BRIEF
Check each line of the listing below for the string "name", and copy the ones that have it.
- - - - - - -
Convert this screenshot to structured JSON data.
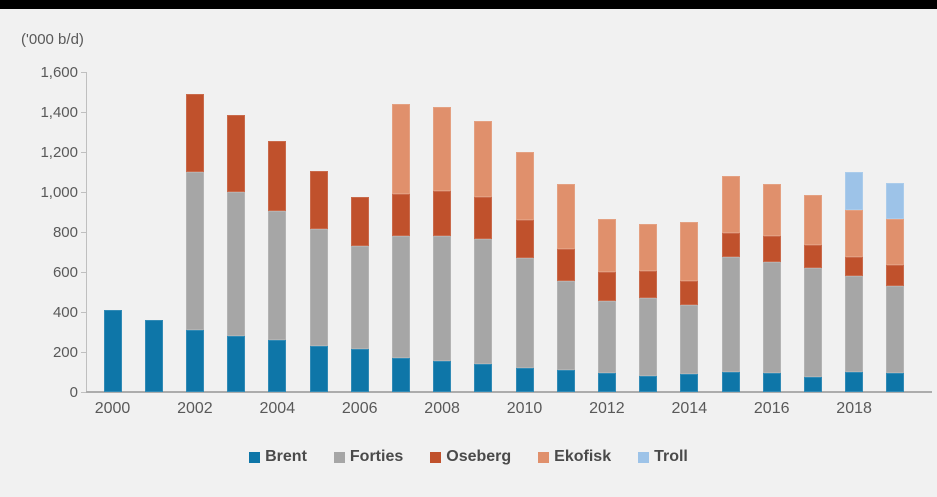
{
  "header": {
    "unit_label": "('000 b/d)"
  },
  "chart_data": {
    "type": "bar",
    "subtype": "stacked-column",
    "title": "",
    "ylabel": "('000 b/d)",
    "xlabel": "",
    "ylim": [
      0,
      1600
    ],
    "ytick_step": 200,
    "ytick_labels": [
      "0",
      "200",
      "400",
      "600",
      "800",
      "1,000",
      "1,200",
      "1,400",
      "1,600"
    ],
    "grid": false,
    "legend_position": "bottom",
    "categories": [
      2000,
      2001,
      2002,
      2003,
      2004,
      2005,
      2006,
      2007,
      2008,
      2009,
      2010,
      2011,
      2012,
      2013,
      2014,
      2015,
      2016,
      2017,
      2018,
      2019
    ],
    "xtick_labels": [
      "2000",
      "2002",
      "2004",
      "2006",
      "2008",
      "2010",
      "2012",
      "2014",
      "2016",
      "2018"
    ],
    "series": [
      {
        "name": "Brent",
        "color": "#0e76a8",
        "values": [
          410,
          360,
          310,
          280,
          260,
          230,
          215,
          170,
          155,
          140,
          120,
          110,
          95,
          80,
          90,
          100,
          95,
          75,
          100,
          95
        ]
      },
      {
        "name": "Forties",
        "color": "#a6a6a6",
        "values": [
          0,
          0,
          790,
          720,
          645,
          585,
          515,
          610,
          625,
          625,
          550,
          445,
          360,
          390,
          345,
          575,
          555,
          545,
          480,
          435
        ]
      },
      {
        "name": "Oseberg",
        "color": "#c0512c",
        "values": [
          0,
          0,
          390,
          385,
          350,
          290,
          245,
          210,
          225,
          210,
          190,
          160,
          145,
          135,
          120,
          120,
          130,
          115,
          95,
          105
        ]
      },
      {
        "name": "Ekofisk",
        "color": "#e0906c",
        "values": [
          0,
          0,
          0,
          0,
          0,
          0,
          0,
          450,
          420,
          380,
          340,
          325,
          265,
          235,
          295,
          285,
          260,
          250,
          235,
          230
        ]
      },
      {
        "name": "Troll",
        "color": "#9dc3e8",
        "values": [
          0,
          0,
          0,
          0,
          0,
          0,
          0,
          0,
          0,
          0,
          0,
          0,
          0,
          0,
          0,
          0,
          0,
          0,
          190,
          180
        ]
      }
    ]
  }
}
- - - - - - -
WRITTEN REPLY
        "name": "Brent",
        "name": "Forties",
        "name": "Oseberg",
        "name": "Ekofisk",
        "name": "Troll",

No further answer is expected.